Work instructions:
Copy the passage on Scotland's economy from "So if the Noughties" up to and including "services and benefits.", replacing "pay freezes" with "wage freezes".

Page excerpt:
Away from the financial sector, ScottishPower and Scottish and Newcastle have lost their independence to foreign buyers. But First Group, Stagecoach, Cairn Energy, and Scottish and Southern Electricity have prospered. And some companies that are parts of international conglomerates, such as LifeScan Scotland, have had a successful decade.
So, though the politicians argue that growth has been their first priority, Scotland's record in the last decade has been mixed. Part of the problem is that it is difficult to know which policies will be most effective in stimulating businesses to expand. No business is likely to reject lower taxes, better access to capital, improved infrastructure or highly qualified and motivated labour.
Looking ahead, with an economy where the general level of taxation is likely to be higher, it is vital the development agencies and government get other aspects of the business environment right.
So if the Noughties have been anything but nice, what are the prospects for the Teenies? Scots of my generation have become used to the continuing increases in disposable income that economic growth brings. For this to stop would be an unwelcome shock – it would mean shelving plans for increases in private and public consumption. This would mean getting used to continual pay freezes and to retrenchment in public services and benefits.
WHILE this may seem an apocalyptic view, the next decade has more question marks attached to continuing growth in private and public prosperity than any that I have commented on in the last 35 years.
The Teenies will bring at least six major challenges to the continuation of economic growth in Scotland. The first will be to adjust to a world where the costs of risk are significantly higher. Even when the financial sector returns to stability, it will be much less willing to lend either to businesses or consumers than in the last decade. Firms will have to find new ways of raising credit or reduce their demand for credit.
Second, the Scottish economy will have to find a new balance between the private and public sectors. It would be unwise to adjust too quickly but, after the recession has ended, the public sector is likely to be smaller so the UK can pay back the debt it is currently accumulating.

Available data:
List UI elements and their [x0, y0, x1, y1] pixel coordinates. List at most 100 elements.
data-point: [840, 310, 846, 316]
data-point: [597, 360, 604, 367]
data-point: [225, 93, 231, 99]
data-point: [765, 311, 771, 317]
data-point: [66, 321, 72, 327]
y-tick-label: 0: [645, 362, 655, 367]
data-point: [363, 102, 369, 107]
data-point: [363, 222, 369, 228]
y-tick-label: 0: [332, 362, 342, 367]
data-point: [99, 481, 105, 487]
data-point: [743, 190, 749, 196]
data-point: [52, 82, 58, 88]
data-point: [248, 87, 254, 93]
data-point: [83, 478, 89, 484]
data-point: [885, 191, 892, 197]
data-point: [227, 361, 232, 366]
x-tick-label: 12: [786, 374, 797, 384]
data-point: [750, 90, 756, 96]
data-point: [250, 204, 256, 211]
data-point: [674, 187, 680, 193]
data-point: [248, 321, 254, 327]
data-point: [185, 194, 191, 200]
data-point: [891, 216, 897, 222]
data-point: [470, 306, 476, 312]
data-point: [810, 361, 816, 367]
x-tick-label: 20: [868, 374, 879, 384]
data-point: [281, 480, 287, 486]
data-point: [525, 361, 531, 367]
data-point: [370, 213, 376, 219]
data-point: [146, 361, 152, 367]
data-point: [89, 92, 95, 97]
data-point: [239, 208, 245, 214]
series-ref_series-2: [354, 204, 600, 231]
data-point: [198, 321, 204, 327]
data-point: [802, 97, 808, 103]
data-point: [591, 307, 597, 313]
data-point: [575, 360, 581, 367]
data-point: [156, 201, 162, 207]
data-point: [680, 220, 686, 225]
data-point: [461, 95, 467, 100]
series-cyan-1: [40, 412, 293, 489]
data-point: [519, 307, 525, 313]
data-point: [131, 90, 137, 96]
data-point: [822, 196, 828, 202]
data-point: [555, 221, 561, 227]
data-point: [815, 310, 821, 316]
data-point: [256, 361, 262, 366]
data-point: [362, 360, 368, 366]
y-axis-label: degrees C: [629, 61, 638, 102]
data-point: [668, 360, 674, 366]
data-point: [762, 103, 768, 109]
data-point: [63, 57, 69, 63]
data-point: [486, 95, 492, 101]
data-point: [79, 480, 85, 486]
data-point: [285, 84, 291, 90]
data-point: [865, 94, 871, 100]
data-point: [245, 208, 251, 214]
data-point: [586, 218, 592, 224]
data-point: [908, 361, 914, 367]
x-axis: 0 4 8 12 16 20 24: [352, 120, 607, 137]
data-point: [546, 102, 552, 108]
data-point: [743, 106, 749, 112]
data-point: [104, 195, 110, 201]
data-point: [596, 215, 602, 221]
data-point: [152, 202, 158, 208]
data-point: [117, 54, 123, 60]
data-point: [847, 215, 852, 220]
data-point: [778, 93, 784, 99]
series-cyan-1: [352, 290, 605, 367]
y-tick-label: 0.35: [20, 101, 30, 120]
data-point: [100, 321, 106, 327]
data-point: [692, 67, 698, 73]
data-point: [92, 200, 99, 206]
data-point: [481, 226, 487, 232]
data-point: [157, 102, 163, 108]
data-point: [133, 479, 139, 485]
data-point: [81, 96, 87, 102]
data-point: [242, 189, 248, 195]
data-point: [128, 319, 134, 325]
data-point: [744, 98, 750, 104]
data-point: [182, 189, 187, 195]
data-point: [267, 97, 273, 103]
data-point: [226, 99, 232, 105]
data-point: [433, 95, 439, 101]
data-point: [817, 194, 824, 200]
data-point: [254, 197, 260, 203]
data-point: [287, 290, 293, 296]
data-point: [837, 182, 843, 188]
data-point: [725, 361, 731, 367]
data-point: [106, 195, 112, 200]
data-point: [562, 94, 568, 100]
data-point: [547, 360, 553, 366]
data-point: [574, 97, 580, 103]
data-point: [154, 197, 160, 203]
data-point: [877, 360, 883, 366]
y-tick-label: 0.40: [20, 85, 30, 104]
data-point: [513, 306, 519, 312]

Answer section:
So if the Noughties have been anything but nice, what are the prospects for the Teenies? Scots of my generation have become used to the continuing increases in disposable income that economic growth brings. For this to stop would be an unwelcome shock – it would mean shelving plans for increases in private and public consumption. This would mean getting used to continual wage freezes and to retrenchment in public services and benefits.